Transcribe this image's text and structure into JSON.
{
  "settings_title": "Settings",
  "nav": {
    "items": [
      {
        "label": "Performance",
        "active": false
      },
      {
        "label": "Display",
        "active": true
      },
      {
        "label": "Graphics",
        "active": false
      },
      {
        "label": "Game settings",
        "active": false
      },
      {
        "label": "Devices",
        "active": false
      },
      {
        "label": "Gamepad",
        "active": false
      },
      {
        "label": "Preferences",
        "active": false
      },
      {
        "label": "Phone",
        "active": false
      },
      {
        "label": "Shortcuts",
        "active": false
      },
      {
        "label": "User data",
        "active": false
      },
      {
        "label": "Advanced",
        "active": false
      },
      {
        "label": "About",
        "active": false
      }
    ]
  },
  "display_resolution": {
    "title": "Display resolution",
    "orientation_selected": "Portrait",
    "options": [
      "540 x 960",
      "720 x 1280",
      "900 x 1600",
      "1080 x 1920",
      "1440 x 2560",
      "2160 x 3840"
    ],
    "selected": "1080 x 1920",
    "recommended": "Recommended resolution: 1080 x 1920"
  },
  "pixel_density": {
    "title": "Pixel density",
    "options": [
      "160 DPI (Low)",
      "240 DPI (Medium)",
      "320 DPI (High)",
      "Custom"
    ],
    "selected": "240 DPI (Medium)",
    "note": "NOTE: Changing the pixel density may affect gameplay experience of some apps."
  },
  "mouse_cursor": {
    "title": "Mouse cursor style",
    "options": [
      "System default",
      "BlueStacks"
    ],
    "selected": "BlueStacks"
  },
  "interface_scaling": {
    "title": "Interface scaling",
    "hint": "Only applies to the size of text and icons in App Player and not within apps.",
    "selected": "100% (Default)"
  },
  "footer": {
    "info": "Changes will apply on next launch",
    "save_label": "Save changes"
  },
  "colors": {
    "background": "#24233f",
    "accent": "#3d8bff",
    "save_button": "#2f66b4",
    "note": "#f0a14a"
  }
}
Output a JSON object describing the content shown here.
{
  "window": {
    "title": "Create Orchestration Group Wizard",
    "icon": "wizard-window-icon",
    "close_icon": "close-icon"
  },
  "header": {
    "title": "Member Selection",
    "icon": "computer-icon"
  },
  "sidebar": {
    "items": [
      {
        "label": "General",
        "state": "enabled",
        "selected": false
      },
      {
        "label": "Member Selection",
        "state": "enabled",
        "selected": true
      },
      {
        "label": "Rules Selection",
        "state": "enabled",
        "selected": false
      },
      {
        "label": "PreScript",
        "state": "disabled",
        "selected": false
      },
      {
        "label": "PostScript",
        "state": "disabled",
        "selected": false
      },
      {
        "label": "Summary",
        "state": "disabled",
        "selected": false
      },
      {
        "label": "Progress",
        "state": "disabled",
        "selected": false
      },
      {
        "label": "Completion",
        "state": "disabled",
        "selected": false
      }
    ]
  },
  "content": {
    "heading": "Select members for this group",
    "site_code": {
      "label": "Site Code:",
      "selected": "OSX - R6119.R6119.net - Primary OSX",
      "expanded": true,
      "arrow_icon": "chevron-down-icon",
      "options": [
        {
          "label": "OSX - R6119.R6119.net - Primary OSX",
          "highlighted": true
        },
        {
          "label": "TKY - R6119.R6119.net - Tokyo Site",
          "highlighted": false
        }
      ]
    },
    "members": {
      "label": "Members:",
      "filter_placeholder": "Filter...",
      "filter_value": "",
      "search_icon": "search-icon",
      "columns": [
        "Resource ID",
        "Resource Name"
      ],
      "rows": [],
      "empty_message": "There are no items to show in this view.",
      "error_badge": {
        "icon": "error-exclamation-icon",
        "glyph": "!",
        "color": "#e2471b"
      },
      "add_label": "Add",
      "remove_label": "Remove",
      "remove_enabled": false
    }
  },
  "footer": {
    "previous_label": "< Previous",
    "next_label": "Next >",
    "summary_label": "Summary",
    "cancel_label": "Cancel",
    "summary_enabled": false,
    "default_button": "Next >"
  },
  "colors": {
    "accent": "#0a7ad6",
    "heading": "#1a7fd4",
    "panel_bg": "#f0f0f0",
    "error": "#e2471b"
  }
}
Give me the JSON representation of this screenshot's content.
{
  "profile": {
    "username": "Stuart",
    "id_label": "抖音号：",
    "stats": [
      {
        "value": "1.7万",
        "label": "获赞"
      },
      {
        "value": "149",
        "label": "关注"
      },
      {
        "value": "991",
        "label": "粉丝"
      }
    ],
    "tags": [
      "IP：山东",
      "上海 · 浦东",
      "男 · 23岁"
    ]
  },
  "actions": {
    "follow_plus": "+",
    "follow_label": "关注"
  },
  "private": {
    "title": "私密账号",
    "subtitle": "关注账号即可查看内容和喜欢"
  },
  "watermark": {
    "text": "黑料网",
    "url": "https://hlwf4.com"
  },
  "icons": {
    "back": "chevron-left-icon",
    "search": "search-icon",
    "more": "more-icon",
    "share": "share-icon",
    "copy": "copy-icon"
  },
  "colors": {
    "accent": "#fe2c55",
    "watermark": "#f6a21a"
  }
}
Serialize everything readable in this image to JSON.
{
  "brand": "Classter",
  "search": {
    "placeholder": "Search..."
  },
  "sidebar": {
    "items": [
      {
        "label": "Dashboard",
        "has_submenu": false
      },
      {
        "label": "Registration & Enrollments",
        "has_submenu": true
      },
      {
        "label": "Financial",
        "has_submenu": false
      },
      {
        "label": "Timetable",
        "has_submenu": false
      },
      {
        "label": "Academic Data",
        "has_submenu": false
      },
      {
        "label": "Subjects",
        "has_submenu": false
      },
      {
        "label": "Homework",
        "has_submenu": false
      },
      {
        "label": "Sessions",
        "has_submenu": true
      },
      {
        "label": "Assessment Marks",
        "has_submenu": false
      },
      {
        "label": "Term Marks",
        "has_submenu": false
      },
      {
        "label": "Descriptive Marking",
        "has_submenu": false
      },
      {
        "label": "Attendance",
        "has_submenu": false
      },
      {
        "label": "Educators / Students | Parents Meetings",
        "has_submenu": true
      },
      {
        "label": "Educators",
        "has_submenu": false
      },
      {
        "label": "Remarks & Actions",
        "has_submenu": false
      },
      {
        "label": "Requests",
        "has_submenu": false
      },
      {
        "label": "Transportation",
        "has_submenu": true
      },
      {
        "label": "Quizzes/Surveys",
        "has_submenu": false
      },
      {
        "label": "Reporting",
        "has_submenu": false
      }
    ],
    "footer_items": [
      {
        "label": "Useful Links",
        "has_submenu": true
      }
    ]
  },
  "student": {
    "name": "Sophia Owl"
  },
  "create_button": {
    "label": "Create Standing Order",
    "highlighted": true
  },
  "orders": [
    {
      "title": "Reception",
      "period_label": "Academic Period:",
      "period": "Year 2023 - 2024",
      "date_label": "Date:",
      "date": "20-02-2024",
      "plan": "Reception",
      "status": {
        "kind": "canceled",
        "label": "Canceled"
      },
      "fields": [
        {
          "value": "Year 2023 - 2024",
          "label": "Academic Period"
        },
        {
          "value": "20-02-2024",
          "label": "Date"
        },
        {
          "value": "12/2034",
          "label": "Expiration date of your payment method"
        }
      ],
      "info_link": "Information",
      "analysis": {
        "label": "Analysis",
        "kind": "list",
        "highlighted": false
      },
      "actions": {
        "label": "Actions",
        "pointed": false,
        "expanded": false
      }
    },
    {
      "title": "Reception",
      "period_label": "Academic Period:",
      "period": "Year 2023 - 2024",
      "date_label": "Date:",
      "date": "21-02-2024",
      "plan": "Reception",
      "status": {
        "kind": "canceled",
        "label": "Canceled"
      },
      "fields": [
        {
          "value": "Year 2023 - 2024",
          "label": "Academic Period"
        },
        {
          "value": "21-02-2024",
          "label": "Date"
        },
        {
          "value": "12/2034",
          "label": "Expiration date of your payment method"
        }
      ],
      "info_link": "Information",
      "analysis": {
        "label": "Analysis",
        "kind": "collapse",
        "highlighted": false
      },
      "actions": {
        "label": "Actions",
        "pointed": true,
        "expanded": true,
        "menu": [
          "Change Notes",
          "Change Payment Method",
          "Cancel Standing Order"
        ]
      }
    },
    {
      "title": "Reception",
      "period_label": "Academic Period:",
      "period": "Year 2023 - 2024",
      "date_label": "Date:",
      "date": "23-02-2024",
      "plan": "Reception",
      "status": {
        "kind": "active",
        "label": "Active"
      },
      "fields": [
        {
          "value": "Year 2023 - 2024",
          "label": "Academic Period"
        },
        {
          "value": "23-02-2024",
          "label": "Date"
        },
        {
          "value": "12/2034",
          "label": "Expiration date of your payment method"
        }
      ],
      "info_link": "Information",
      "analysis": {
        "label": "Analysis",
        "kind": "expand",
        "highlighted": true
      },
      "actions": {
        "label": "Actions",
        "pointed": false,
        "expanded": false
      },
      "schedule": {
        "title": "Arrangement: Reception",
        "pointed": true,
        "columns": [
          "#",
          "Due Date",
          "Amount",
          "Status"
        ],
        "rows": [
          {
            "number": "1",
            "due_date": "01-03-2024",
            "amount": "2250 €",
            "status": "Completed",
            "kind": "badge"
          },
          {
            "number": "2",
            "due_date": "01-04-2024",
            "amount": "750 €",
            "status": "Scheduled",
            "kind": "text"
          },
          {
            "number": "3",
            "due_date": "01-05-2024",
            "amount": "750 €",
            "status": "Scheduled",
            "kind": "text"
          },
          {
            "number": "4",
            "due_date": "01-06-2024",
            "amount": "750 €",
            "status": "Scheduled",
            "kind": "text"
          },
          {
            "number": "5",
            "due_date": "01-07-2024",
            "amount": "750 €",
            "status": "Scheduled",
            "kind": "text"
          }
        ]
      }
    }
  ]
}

============

* **Written instruction**
Report how many lines include the word "icons". Give nothing but the number.

* **Exercise output**
2